EXERCISE PROMPT - Across the entries below, how many lines contain the word "брокеров"? Give the number alone.

GIVEN DATA -
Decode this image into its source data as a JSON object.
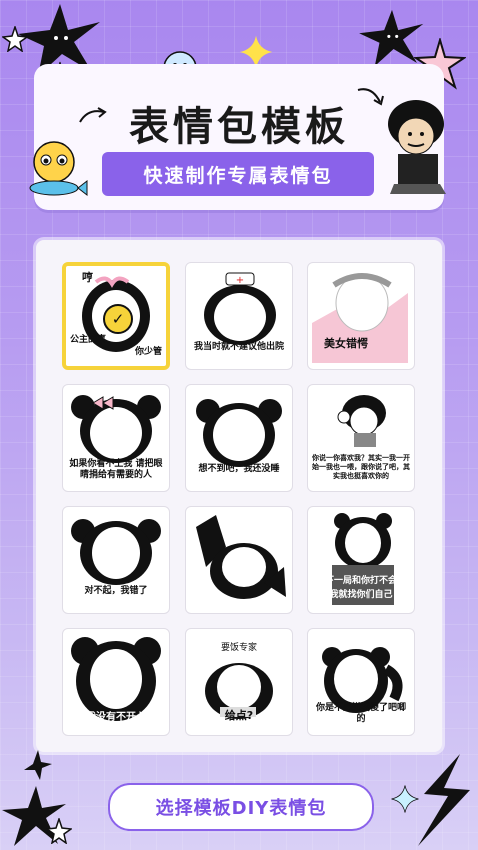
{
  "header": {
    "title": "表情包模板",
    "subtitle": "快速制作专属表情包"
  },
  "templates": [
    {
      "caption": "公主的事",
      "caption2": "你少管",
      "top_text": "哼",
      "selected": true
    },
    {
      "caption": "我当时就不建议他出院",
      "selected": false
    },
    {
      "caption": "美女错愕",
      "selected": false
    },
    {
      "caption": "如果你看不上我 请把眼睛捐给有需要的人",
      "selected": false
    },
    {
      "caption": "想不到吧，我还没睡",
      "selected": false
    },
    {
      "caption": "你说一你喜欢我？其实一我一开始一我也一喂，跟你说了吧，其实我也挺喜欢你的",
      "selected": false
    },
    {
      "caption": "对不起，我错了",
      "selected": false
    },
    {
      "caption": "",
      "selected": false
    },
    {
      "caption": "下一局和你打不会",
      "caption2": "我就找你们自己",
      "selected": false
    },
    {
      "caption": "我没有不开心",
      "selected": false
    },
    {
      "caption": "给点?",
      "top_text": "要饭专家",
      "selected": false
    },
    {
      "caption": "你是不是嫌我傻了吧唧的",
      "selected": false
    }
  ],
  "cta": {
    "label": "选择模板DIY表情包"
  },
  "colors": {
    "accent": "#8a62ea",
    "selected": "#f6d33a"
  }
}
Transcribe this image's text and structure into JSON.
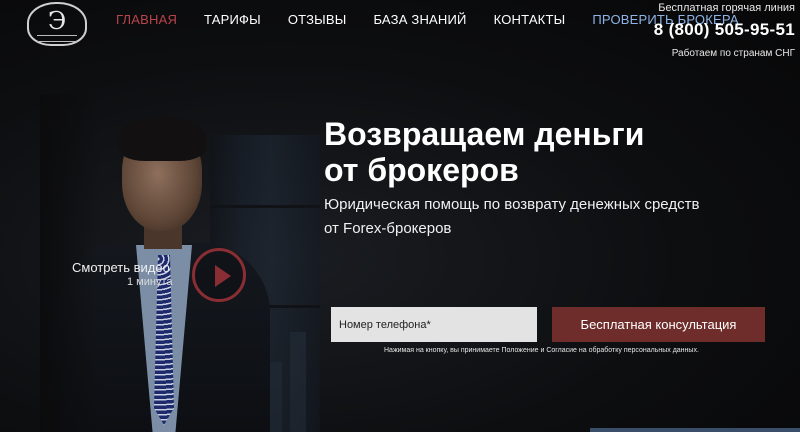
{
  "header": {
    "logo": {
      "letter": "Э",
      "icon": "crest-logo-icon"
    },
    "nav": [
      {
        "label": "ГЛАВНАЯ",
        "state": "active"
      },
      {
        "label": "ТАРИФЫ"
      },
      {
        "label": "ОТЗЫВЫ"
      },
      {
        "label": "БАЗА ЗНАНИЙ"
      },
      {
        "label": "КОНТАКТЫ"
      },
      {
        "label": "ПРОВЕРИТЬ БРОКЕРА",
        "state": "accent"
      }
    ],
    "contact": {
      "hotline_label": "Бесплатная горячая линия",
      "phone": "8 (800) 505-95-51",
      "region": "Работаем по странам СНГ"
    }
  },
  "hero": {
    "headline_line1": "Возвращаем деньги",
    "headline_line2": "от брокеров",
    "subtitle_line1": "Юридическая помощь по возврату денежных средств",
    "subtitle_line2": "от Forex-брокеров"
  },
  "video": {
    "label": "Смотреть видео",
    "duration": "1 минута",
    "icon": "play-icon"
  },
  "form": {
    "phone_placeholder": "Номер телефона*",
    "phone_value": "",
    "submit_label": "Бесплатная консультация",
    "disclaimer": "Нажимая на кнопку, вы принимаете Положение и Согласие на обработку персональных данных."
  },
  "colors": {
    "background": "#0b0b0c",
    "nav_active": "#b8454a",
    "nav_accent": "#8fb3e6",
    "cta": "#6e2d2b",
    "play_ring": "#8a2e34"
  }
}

RESPONSE - 2